• **MATERIAL SHOWN**
= = = = =

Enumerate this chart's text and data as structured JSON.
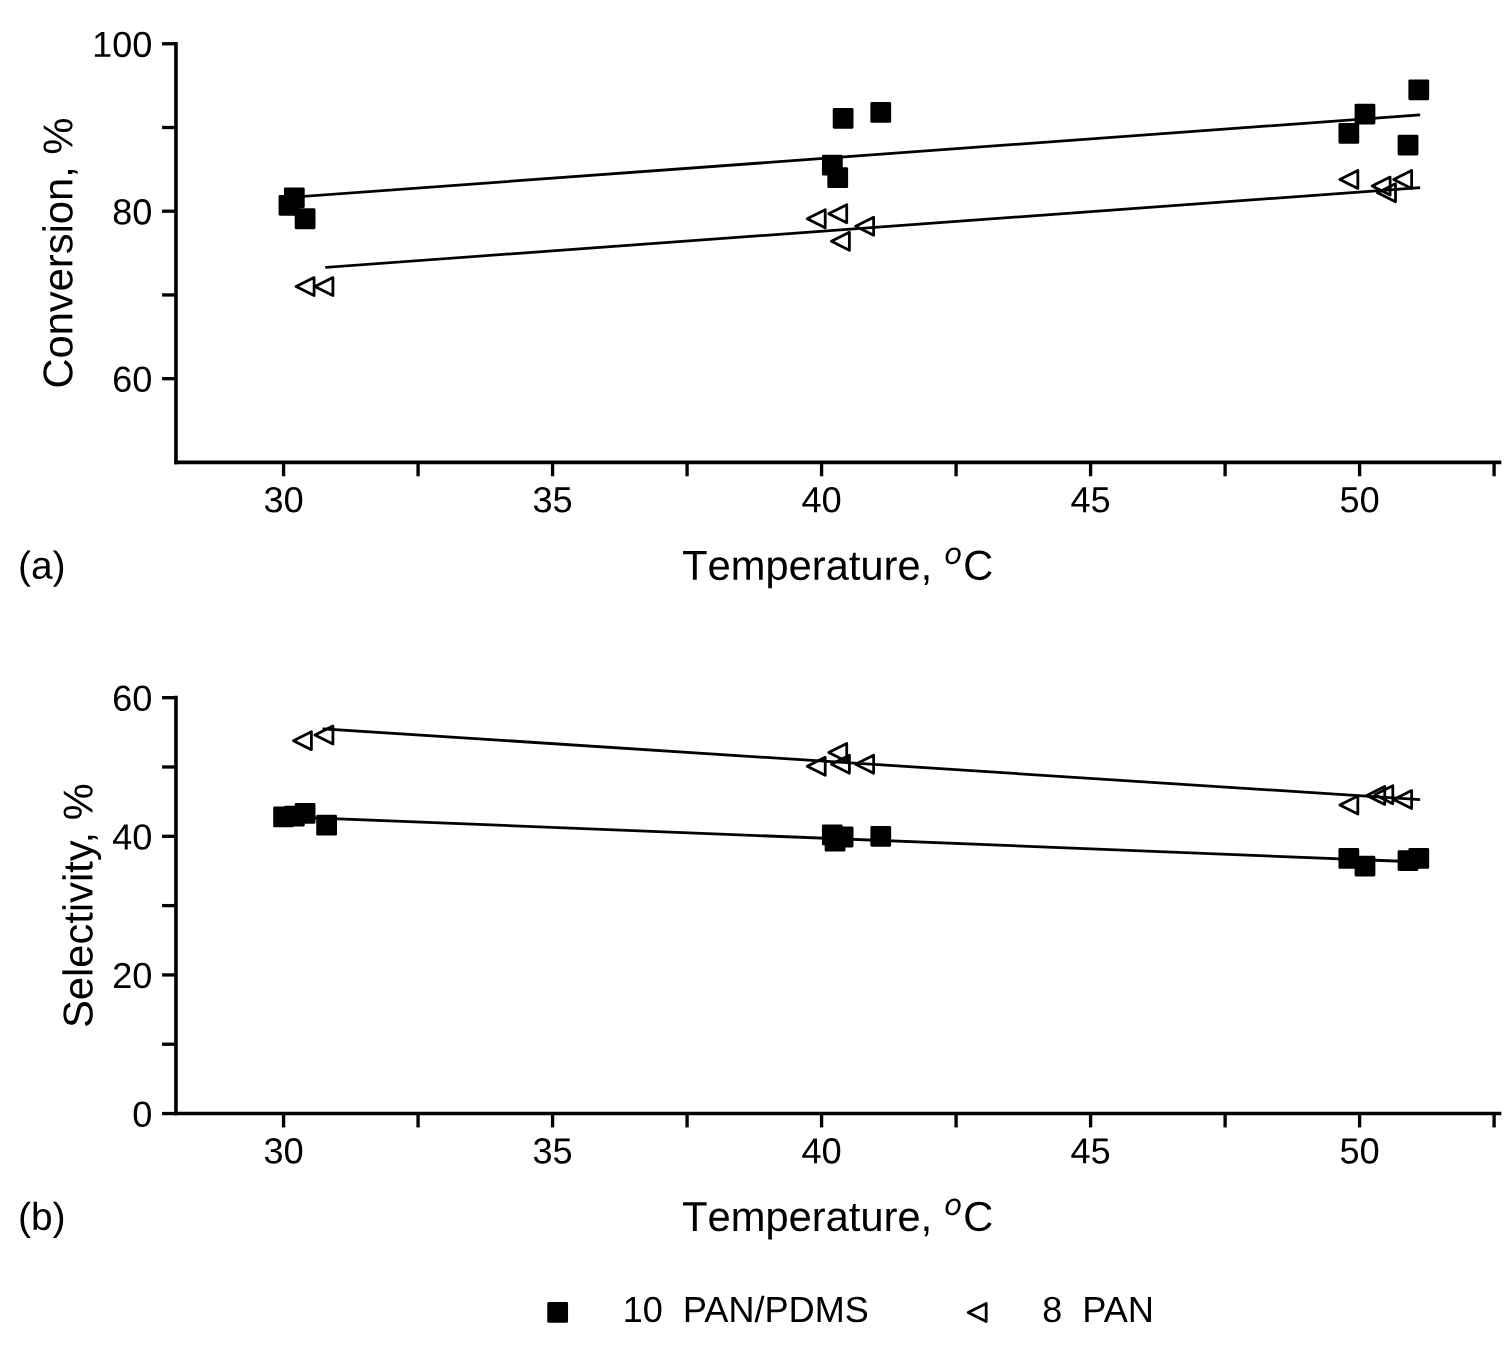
{
  "chart_data": [
    {
      "type": "scatter",
      "xlabel": "Temperature, $^{o}$C",
      "ylabel": "Conversion, %",
      "annotations": [
        "(a)"
      ],
      "xlim": [
        28,
        52.6
      ],
      "ylim": [
        50,
        100
      ],
      "xticks": [
        30,
        {
          "value": 32.5,
          "label": null
        },
        35,
        {
          "value": 37.5,
          "label": null
        },
        40,
        {
          "value": 42.5,
          "label": null
        },
        45,
        {
          "value": 47.5,
          "label": null
        },
        50,
        {
          "value": 52.5,
          "label": null
        }
      ],
      "yticks": [
        60,
        {
          "value": 70,
          "label": null
        },
        80,
        {
          "value": 90,
          "label": null
        },
        100
      ],
      "grid": false,
      "legend": false,
      "series": [
        {
          "type": "scatter",
          "marker": "square",
          "color": "#000000",
          "x": [
            30.1,
            30.2,
            30.4,
            40.2,
            40.3,
            40.4,
            41.1,
            49.8,
            50.1,
            50.9,
            51.1
          ],
          "values": [
            80.7,
            81.6,
            79.1,
            85.5,
            84.0,
            91.1,
            91.8,
            89.3,
            91.6,
            87.9,
            94.5
          ]
        },
        {
          "type": "scatter",
          "marker": "triangle",
          "color": "#000000",
          "x": [
            30.4,
            30.75,
            39.9,
            40.3,
            40.35,
            40.8,
            49.8,
            50.4,
            50.5,
            50.8
          ],
          "values": [
            71.0,
            71.0,
            79.1,
            79.7,
            76.4,
            78.2,
            83.8,
            83.0,
            82.2,
            83.8
          ]
        },
        {
          "type": "line",
          "marker": "none",
          "color": "#000000",
          "x": [
            30.0,
            51.1
          ],
          "values": [
            81.6,
            91.5
          ]
        },
        {
          "type": "line",
          "marker": "none",
          "color": "#000000",
          "x": [
            30.8,
            51.1
          ],
          "values": [
            73.3,
            82.8
          ]
        }
      ]
    },
    {
      "type": "scatter",
      "xlabel": "Temperature, $^{o}$C",
      "ylabel": "Selectivity, %",
      "annotations": [
        "(b)"
      ],
      "xlim": [
        28,
        52.6
      ],
      "ylim": [
        0,
        60
      ],
      "xticks": [
        30,
        {
          "value": 32.5,
          "label": null
        },
        35,
        {
          "value": 37.5,
          "label": null
        },
        40,
        {
          "value": 42.5,
          "label": null
        },
        45,
        {
          "value": 47.5,
          "label": null
        },
        50,
        {
          "value": 52.5,
          "label": null
        }
      ],
      "yticks": [
        0,
        {
          "value": 10,
          "label": null
        },
        20,
        {
          "value": 30,
          "label": null
        },
        40,
        {
          "value": 50,
          "label": null
        },
        60
      ],
      "grid": false,
      "legend": "bottom",
      "series": [
        {
          "type": "scatter",
          "name": "10  PAN/PDMS",
          "marker": "square",
          "color": "#000000",
          "x": [
            30.0,
            30.2,
            30.4,
            30.8,
            40.2,
            40.25,
            40.4,
            41.1,
            49.8,
            50.1,
            50.9,
            51.1
          ],
          "values": [
            42.8,
            42.9,
            43.3,
            41.6,
            40.2,
            39.3,
            39.9,
            40.0,
            36.8,
            35.7,
            36.5,
            36.8
          ]
        },
        {
          "type": "scatter",
          "name": "8  PAN",
          "marker": "triangle",
          "color": "#000000",
          "x": [
            30.35,
            30.75,
            39.9,
            40.3,
            40.35,
            40.8,
            49.8,
            50.3,
            50.45,
            50.8
          ],
          "values": [
            53.8,
            54.6,
            50.1,
            52.1,
            50.4,
            50.4,
            44.5,
            45.9,
            46.0,
            45.3
          ]
        },
        {
          "type": "line",
          "marker": "none",
          "color": "#000000",
          "x": [
            30.75,
            51.1
          ],
          "values": [
            55.5,
            45.3
          ]
        },
        {
          "type": "line",
          "marker": "none",
          "color": "#000000",
          "x": [
            30.1,
            51.1
          ],
          "values": [
            42.8,
            36.3
          ]
        }
      ]
    }
  ]
}
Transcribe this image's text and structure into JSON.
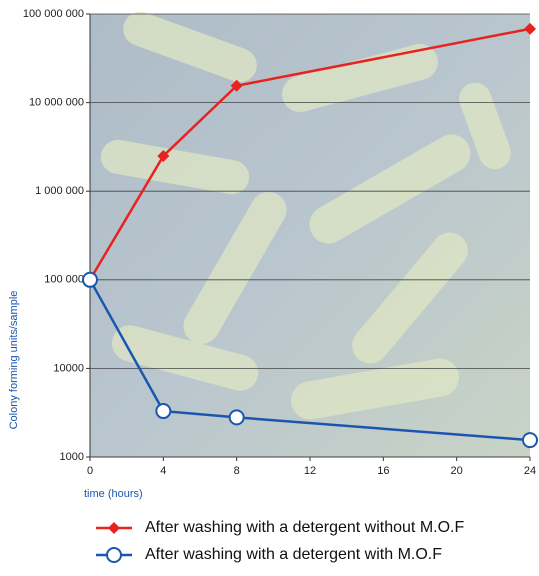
{
  "chart_data": {
    "type": "line",
    "x": [
      0,
      4,
      8,
      24
    ],
    "xlim": [
      0,
      24
    ],
    "xticks": [
      0,
      4,
      8,
      12,
      16,
      20,
      24
    ],
    "xlabel": "time (hours)",
    "ylabel": "Colony forming units/sample",
    "log_y": true,
    "ylim": [
      1000,
      100000000
    ],
    "yticks": [
      1000,
      10000,
      {
        "value": 100000,
        "label": "100 000"
      },
      {
        "value": 1000000,
        "label": "1 000 000"
      },
      {
        "value": 10000000,
        "label": "10 000 000"
      },
      {
        "value": 100000000,
        "label": "100 000 000"
      }
    ],
    "grid": true,
    "series": [
      {
        "name": "After washing with a detergent without M.O.F",
        "color": "#e8221e",
        "marker": "diamond",
        "values": [
          100000,
          2500000,
          15500000,
          68000000
        ]
      },
      {
        "name": "After washing with a detergent with M.O.F",
        "color": "#1a56b0",
        "marker": "circle",
        "values": [
          100000,
          3300,
          2800,
          1550
        ]
      }
    ]
  }
}
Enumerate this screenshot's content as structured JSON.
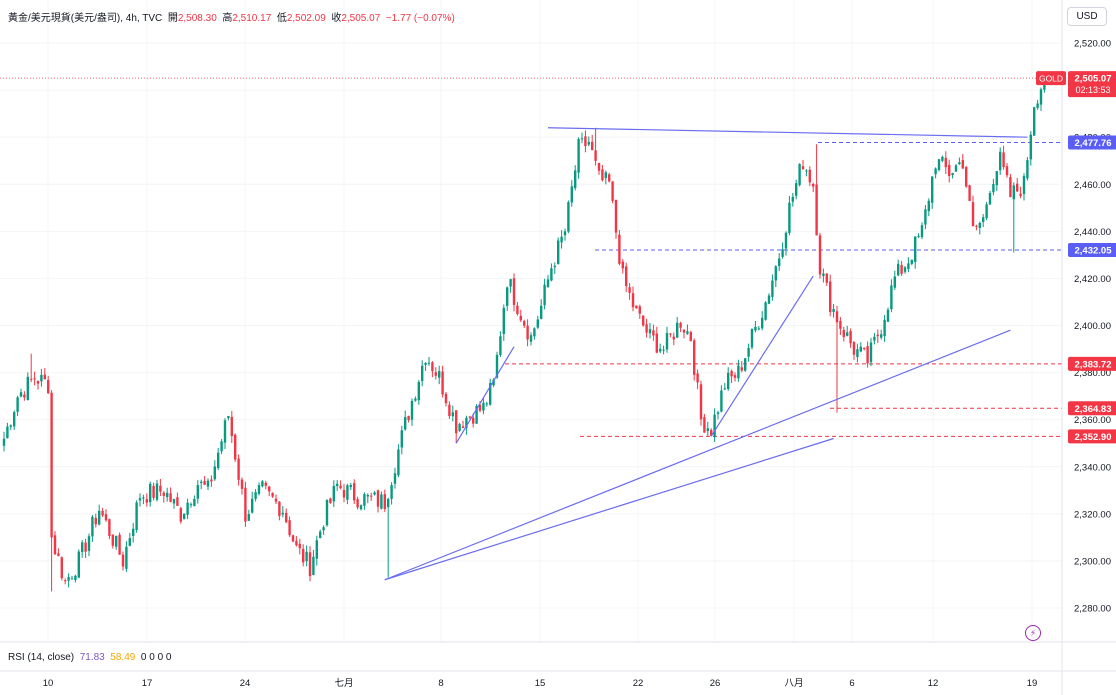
{
  "header": {
    "title": "黃金/美元現貨(美元/盎司), 4h, TVC",
    "open_label": "開",
    "open": "2,508.30",
    "high_label": "高",
    "high": "2,510.17",
    "low_label": "低",
    "low": "2,502.09",
    "close_label": "收",
    "close": "2,505.07",
    "change": "−1.77 (−0.07%)"
  },
  "currency": "USD",
  "symbol_tag": "GOLD",
  "price_tag": {
    "price": "2,505.07",
    "countdown": "02:13:53"
  },
  "rsi": {
    "label": "RSI (14, close)",
    "value1": "71.83",
    "value2": "58.49",
    "extra": "0 0 0 0"
  },
  "colors": {
    "up": "#089981",
    "down": "#f23645",
    "line": "#6a6df0",
    "resistance": "#5b5ef5",
    "support": "#f23645"
  },
  "chart_data": {
    "type": "candlestick",
    "symbol": "GOLD",
    "timeframe": "4h",
    "x_ticks": [
      "10",
      "17",
      "24",
      "七月",
      "8",
      "15",
      "22",
      "26",
      "八月",
      "6",
      "12",
      "19"
    ],
    "y_ticks": [
      "2,280.00",
      "2,300.00",
      "2,320.00",
      "2,340.00",
      "2,360.00",
      "2,380.00",
      "2,400.00",
      "2,420.00",
      "2,440.00",
      "2,460.00",
      "2,480.00",
      "2,500.00",
      "2,520.00"
    ],
    "ylim": [
      2266,
      2528
    ],
    "bars": 307,
    "anchors": [
      [
        0,
        2352
      ],
      [
        4,
        2370
      ],
      [
        9,
        2378
      ],
      [
        13,
        2375
      ],
      [
        14,
        2310
      ],
      [
        18,
        2291
      ],
      [
        22,
        2300
      ],
      [
        28,
        2322
      ],
      [
        35,
        2300
      ],
      [
        40,
        2328
      ],
      [
        47,
        2330
      ],
      [
        52,
        2320
      ],
      [
        57,
        2333
      ],
      [
        60,
        2330
      ],
      [
        66,
        2362
      ],
      [
        71,
        2320
      ],
      [
        76,
        2330
      ],
      [
        82,
        2322
      ],
      [
        86,
        2305
      ],
      [
        90,
        2298
      ],
      [
        94,
        2318
      ],
      [
        98,
        2332
      ],
      [
        104,
        2327
      ],
      [
        112,
        2325
      ],
      [
        118,
        2358
      ],
      [
        124,
        2388
      ],
      [
        128,
        2378
      ],
      [
        133,
        2358
      ],
      [
        137,
        2362
      ],
      [
        141,
        2365
      ],
      [
        144,
        2375
      ],
      [
        148,
        2420
      ],
      [
        152,
        2405
      ],
      [
        155,
        2395
      ],
      [
        158,
        2408
      ],
      [
        161,
        2425
      ],
      [
        165,
        2440
      ],
      [
        169,
        2475
      ],
      [
        172,
        2478
      ],
      [
        175,
        2462
      ],
      [
        178,
        2460
      ],
      [
        182,
        2420
      ],
      [
        186,
        2405
      ],
      [
        190,
        2395
      ],
      [
        194,
        2390
      ],
      [
        199,
        2402
      ],
      [
        202,
        2395
      ],
      [
        205,
        2360
      ],
      [
        208,
        2356
      ],
      [
        212,
        2375
      ],
      [
        216,
        2380
      ],
      [
        220,
        2395
      ],
      [
        224,
        2410
      ],
      [
        228,
        2430
      ],
      [
        231,
        2450
      ],
      [
        235,
        2470
      ],
      [
        238,
        2460
      ],
      [
        240,
        2425
      ],
      [
        243,
        2410
      ],
      [
        246,
        2400
      ],
      [
        250,
        2390
      ],
      [
        254,
        2385
      ],
      [
        258,
        2400
      ],
      [
        262,
        2420
      ],
      [
        266,
        2428
      ],
      [
        270,
        2440
      ],
      [
        274,
        2470
      ],
      [
        278,
        2465
      ],
      [
        282,
        2470
      ],
      [
        285,
        2440
      ],
      [
        288,
        2445
      ],
      [
        290,
        2460
      ],
      [
        293,
        2470
      ],
      [
        296,
        2455
      ],
      [
        300,
        2460
      ],
      [
        303,
        2495
      ],
      [
        306,
        2505
      ]
    ],
    "wicks": [
      {
        "bar": 8,
        "high": 2388
      },
      {
        "bar": 14,
        "low": 2287
      },
      {
        "bar": 113,
        "low": 2293
      },
      {
        "bar": 133,
        "low": 2350
      },
      {
        "bar": 174,
        "high": 2484
      },
      {
        "bar": 208,
        "low": 2353
      },
      {
        "bar": 239,
        "high": 2477
      },
      {
        "bar": 245,
        "low": 2363
      },
      {
        "bar": 297,
        "low": 2431
      }
    ],
    "horizontal_levels": [
      {
        "price": 2477.76,
        "label": "2,477.76",
        "color": "#5b5ef5",
        "style": "dashed"
      },
      {
        "price": 2432.05,
        "label": "2,432.05",
        "color": "#5b5ef5",
        "style": "dashed"
      },
      {
        "price": 2383.72,
        "label": "2,383.72",
        "color": "#f23645",
        "style": "dashed"
      },
      {
        "price": 2364.83,
        "label": "2,364.83",
        "color": "#f23645",
        "style": "dashed"
      },
      {
        "price": 2352.9,
        "label": "2,352.90",
        "color": "#f23645",
        "style": "dashed"
      }
    ],
    "trendlines": [
      {
        "from": [
          112,
          2292
        ],
        "to": [
          244,
          2352
        ]
      },
      {
        "from": [
          112,
          2292
        ],
        "to": [
          296,
          2398
        ]
      },
      {
        "from": [
          133,
          2350
        ],
        "to": [
          150,
          2391
        ]
      },
      {
        "from": [
          208,
          2353
        ],
        "to": [
          238,
          2421
        ]
      },
      {
        "from": [
          160,
          2484
        ],
        "to": [
          301,
          2480
        ]
      }
    ],
    "last_price": 2505.07
  }
}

= = = = =

• **GIVEN TASK**
Determine how many lines of the listing above include the word "After", and report that number only.

• **WRITTEN REPLY**
2